#### PROMPT
Repeat every record below exactly, but leave out any pictures.

§ §

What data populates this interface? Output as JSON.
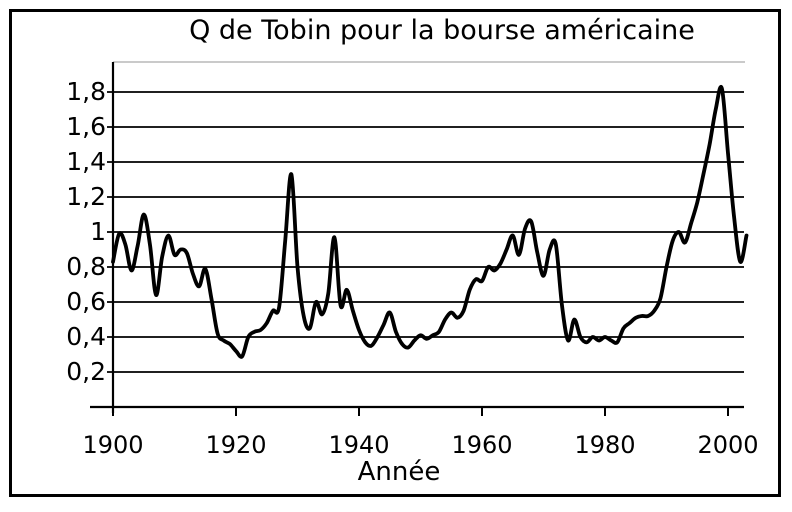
{
  "colors": {
    "background": "#ffffff",
    "frame": "#000000",
    "line": "#000000",
    "grid": "#000000",
    "plot_top_border": "#b8b8b8"
  },
  "chart_data": {
    "type": "line",
    "title": "Q de Tobin pour la bourse américaine",
    "xlabel": "Année",
    "ylabel": "",
    "xlim": [
      1900,
      2003
    ],
    "ylim": [
      0.05,
      1.95
    ],
    "grid": "horizontal",
    "legend_position": "none",
    "x_ticks": [
      {
        "value": 1900,
        "label": "1900"
      },
      {
        "value": 1920,
        "label": "1920"
      },
      {
        "value": 1940,
        "label": "1940"
      },
      {
        "value": 1960,
        "label": "1960"
      },
      {
        "value": 1980,
        "label": "1980"
      },
      {
        "value": 2000,
        "label": "2000"
      }
    ],
    "y_ticks": [
      {
        "value": 1.8,
        "label": "1,8"
      },
      {
        "value": 1.6,
        "label": "1,6"
      },
      {
        "value": 1.4,
        "label": "1,4"
      },
      {
        "value": 1.2,
        "label": "1,2"
      },
      {
        "value": 1.0,
        "label": "1"
      },
      {
        "value": 0.8,
        "label": "0,8"
      },
      {
        "value": 0.6,
        "label": "0,6"
      },
      {
        "value": 0.4,
        "label": "0,4"
      },
      {
        "value": 0.2,
        "label": "0,2"
      }
    ],
    "series": [
      {
        "name": "Q de Tobin (bourse américaine)",
        "x": [
          1900,
          1901,
          1902,
          1903,
          1904,
          1905,
          1906,
          1907,
          1908,
          1909,
          1910,
          1911,
          1912,
          1913,
          1914,
          1915,
          1916,
          1917,
          1918,
          1919,
          1920,
          1921,
          1922,
          1923,
          1924,
          1925,
          1926,
          1927,
          1928,
          1929,
          1930,
          1931,
          1932,
          1933,
          1934,
          1935,
          1936,
          1937,
          1938,
          1939,
          1940,
          1941,
          1942,
          1943,
          1944,
          1945,
          1946,
          1947,
          1948,
          1949,
          1950,
          1951,
          1952,
          1953,
          1954,
          1955,
          1956,
          1957,
          1958,
          1959,
          1960,
          1961,
          1962,
          1963,
          1964,
          1965,
          1966,
          1967,
          1968,
          1969,
          1970,
          1971,
          1972,
          1973,
          1974,
          1975,
          1976,
          1977,
          1978,
          1979,
          1980,
          1981,
          1982,
          1983,
          1984,
          1985,
          1986,
          1987,
          1988,
          1989,
          1990,
          1991,
          1992,
          1993,
          1994,
          1995,
          1996,
          1997,
          1998,
          1999,
          2000,
          2001,
          2002,
          2003
        ],
        "y": [
          0.83,
          0.99,
          0.93,
          0.78,
          0.92,
          1.1,
          0.93,
          0.64,
          0.86,
          0.98,
          0.87,
          0.9,
          0.88,
          0.76,
          0.69,
          0.79,
          0.62,
          0.42,
          0.38,
          0.36,
          0.32,
          0.29,
          0.4,
          0.43,
          0.44,
          0.48,
          0.55,
          0.57,
          0.95,
          1.33,
          0.8,
          0.52,
          0.45,
          0.6,
          0.53,
          0.65,
          0.97,
          0.58,
          0.67,
          0.55,
          0.44,
          0.37,
          0.35,
          0.4,
          0.47,
          0.54,
          0.43,
          0.36,
          0.34,
          0.38,
          0.41,
          0.39,
          0.41,
          0.43,
          0.5,
          0.54,
          0.51,
          0.55,
          0.67,
          0.73,
          0.72,
          0.8,
          0.78,
          0.82,
          0.9,
          0.98,
          0.87,
          1.02,
          1.06,
          0.88,
          0.75,
          0.9,
          0.93,
          0.58,
          0.38,
          0.5,
          0.4,
          0.37,
          0.4,
          0.38,
          0.4,
          0.38,
          0.37,
          0.45,
          0.48,
          0.51,
          0.52,
          0.52,
          0.55,
          0.62,
          0.8,
          0.95,
          1.0,
          0.94,
          1.05,
          1.17,
          1.33,
          1.5,
          1.7,
          1.82,
          1.45,
          1.08,
          0.83,
          0.98
        ]
      }
    ]
  }
}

§ §

#### COMPLETED EXERCISE
What data populates this interface? Output as JSON.
{
  "colors": {
    "background": "#ffffff",
    "frame": "#000000",
    "line": "#000000",
    "grid": "#000000",
    "plot_top_border": "#b8b8b8"
  },
  "chart_data": {
    "type": "line",
    "title": "Q de Tobin pour la bourse américaine",
    "xlabel": "Année",
    "ylabel": "",
    "xlim": [
      1900,
      2003
    ],
    "ylim": [
      0.05,
      1.95
    ],
    "grid": "horizontal",
    "legend_position": "none",
    "x_ticks": [
      {
        "value": 1900,
        "label": "1900"
      },
      {
        "value": 1920,
        "label": "1920"
      },
      {
        "value": 1940,
        "label": "1940"
      },
      {
        "value": 1960,
        "label": "1960"
      },
      {
        "value": 1980,
        "label": "1980"
      },
      {
        "value": 2000,
        "label": "2000"
      }
    ],
    "y_ticks": [
      {
        "value": 1.8,
        "label": "1,8"
      },
      {
        "value": 1.6,
        "label": "1,6"
      },
      {
        "value": 1.4,
        "label": "1,4"
      },
      {
        "value": 1.2,
        "label": "1,2"
      },
      {
        "value": 1.0,
        "label": "1"
      },
      {
        "value": 0.8,
        "label": "0,8"
      },
      {
        "value": 0.6,
        "label": "0,6"
      },
      {
        "value": 0.4,
        "label": "0,4"
      },
      {
        "value": 0.2,
        "label": "0,2"
      }
    ],
    "series": [
      {
        "name": "Q de Tobin (bourse américaine)",
        "x": [
          1900,
          1901,
          1902,
          1903,
          1904,
          1905,
          1906,
          1907,
          1908,
          1909,
          1910,
          1911,
          1912,
          1913,
          1914,
          1915,
          1916,
          1917,
          1918,
          1919,
          1920,
          1921,
          1922,
          1923,
          1924,
          1925,
          1926,
          1927,
          1928,
          1929,
          1930,
          1931,
          1932,
          1933,
          1934,
          1935,
          1936,
          1937,
          1938,
          1939,
          1940,
          1941,
          1942,
          1943,
          1944,
          1945,
          1946,
          1947,
          1948,
          1949,
          1950,
          1951,
          1952,
          1953,
          1954,
          1955,
          1956,
          1957,
          1958,
          1959,
          1960,
          1961,
          1962,
          1963,
          1964,
          1965,
          1966,
          1967,
          1968,
          1969,
          1970,
          1971,
          1972,
          1973,
          1974,
          1975,
          1976,
          1977,
          1978,
          1979,
          1980,
          1981,
          1982,
          1983,
          1984,
          1985,
          1986,
          1987,
          1988,
          1989,
          1990,
          1991,
          1992,
          1993,
          1994,
          1995,
          1996,
          1997,
          1998,
          1999,
          2000,
          2001,
          2002,
          2003
        ],
        "y": [
          0.83,
          0.99,
          0.93,
          0.78,
          0.92,
          1.1,
          0.93,
          0.64,
          0.86,
          0.98,
          0.87,
          0.9,
          0.88,
          0.76,
          0.69,
          0.79,
          0.62,
          0.42,
          0.38,
          0.36,
          0.32,
          0.29,
          0.4,
          0.43,
          0.44,
          0.48,
          0.55,
          0.57,
          0.95,
          1.33,
          0.8,
          0.52,
          0.45,
          0.6,
          0.53,
          0.65,
          0.97,
          0.58,
          0.67,
          0.55,
          0.44,
          0.37,
          0.35,
          0.4,
          0.47,
          0.54,
          0.43,
          0.36,
          0.34,
          0.38,
          0.41,
          0.39,
          0.41,
          0.43,
          0.5,
          0.54,
          0.51,
          0.55,
          0.67,
          0.73,
          0.72,
          0.8,
          0.78,
          0.82,
          0.9,
          0.98,
          0.87,
          1.02,
          1.06,
          0.88,
          0.75,
          0.9,
          0.93,
          0.58,
          0.38,
          0.5,
          0.4,
          0.37,
          0.4,
          0.38,
          0.4,
          0.38,
          0.37,
          0.45,
          0.48,
          0.51,
          0.52,
          0.52,
          0.55,
          0.62,
          0.8,
          0.95,
          1.0,
          0.94,
          1.05,
          1.17,
          1.33,
          1.5,
          1.7,
          1.82,
          1.45,
          1.08,
          0.83,
          0.98
        ]
      }
    ]
  }
}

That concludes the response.